→ **PROBLEM DESCRIPTION**
Pull every line holding the string "подготовки" from the records below.

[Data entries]

━━━━━━━━

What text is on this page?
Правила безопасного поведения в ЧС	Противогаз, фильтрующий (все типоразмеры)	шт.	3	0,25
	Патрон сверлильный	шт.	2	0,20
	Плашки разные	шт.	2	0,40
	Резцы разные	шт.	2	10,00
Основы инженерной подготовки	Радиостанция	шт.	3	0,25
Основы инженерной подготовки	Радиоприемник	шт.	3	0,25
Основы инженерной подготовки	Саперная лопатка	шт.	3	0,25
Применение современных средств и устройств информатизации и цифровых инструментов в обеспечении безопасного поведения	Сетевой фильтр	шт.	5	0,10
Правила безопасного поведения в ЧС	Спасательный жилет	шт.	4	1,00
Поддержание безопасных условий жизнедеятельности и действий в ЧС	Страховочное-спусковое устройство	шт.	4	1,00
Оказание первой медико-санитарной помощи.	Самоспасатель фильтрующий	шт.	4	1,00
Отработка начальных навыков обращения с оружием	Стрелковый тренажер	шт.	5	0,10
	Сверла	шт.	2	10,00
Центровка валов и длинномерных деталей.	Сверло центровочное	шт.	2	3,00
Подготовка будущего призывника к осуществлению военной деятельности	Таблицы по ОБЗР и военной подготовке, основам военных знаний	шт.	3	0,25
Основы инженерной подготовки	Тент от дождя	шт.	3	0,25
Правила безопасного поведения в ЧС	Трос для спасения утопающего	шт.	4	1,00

━━━━━━━━

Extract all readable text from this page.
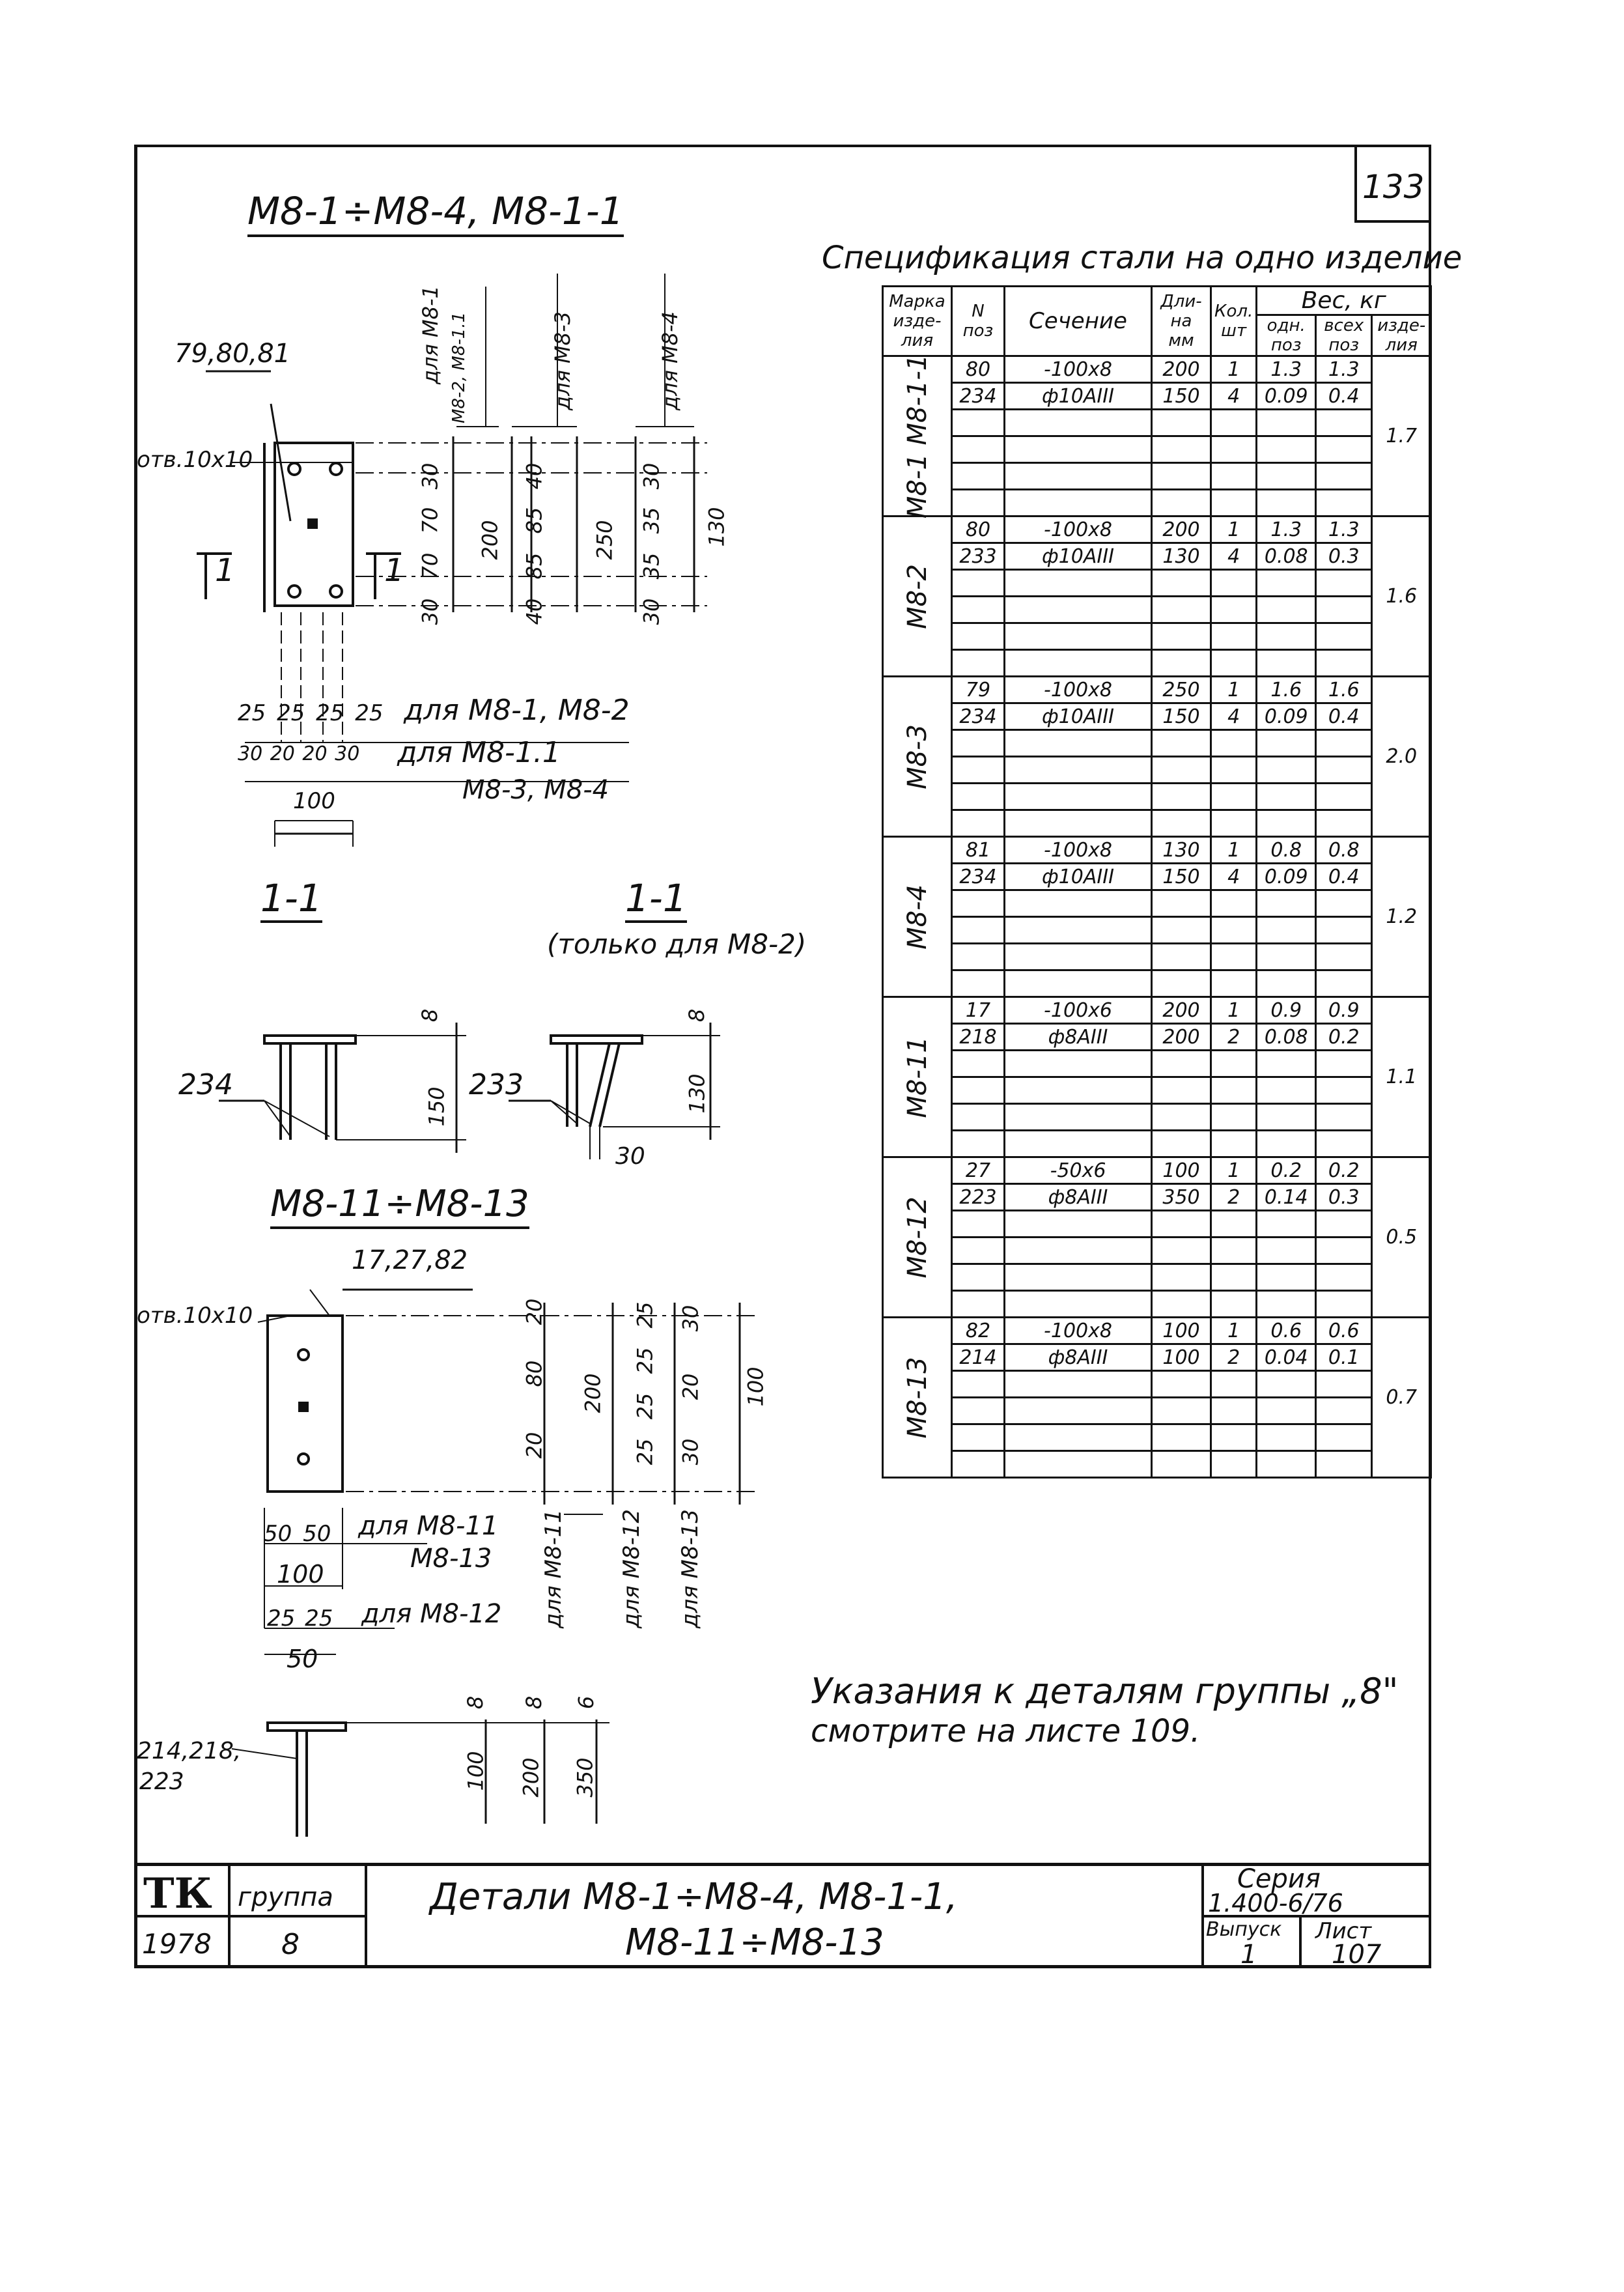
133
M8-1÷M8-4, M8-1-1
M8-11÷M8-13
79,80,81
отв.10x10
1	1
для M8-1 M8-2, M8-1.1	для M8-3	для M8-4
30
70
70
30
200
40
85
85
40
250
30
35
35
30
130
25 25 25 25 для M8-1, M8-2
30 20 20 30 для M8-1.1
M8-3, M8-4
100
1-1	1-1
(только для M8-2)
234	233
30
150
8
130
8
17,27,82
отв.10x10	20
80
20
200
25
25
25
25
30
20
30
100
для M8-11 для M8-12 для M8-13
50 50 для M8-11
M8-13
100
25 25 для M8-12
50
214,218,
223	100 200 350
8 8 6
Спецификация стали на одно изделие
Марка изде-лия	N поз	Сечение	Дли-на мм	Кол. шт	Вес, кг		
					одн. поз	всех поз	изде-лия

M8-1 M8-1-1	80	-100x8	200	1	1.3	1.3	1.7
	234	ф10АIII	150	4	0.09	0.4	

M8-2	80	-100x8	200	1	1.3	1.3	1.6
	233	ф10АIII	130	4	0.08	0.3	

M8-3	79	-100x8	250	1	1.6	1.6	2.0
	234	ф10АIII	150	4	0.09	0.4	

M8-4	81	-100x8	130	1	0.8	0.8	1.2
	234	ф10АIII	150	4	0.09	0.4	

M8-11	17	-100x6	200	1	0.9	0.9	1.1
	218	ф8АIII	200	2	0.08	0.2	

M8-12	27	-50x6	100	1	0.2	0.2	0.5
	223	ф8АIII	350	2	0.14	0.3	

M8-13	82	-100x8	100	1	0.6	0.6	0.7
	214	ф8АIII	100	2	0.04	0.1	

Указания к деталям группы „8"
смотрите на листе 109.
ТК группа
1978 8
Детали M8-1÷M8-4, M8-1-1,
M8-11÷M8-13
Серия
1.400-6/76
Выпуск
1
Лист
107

━━━━━━━━

→ **EXERCISE RESULT**
Основы инженерной подготовки	Радиостанция	шт.	3	0,25
Основы инженерной подготовки	Радиоприемник	шт.	3	0,25
Основы инженерной подготовки	Саперная лопатка	шт.	3	0,25
Основы инженерной подготовки	Тент от дождя	шт.	3	0,25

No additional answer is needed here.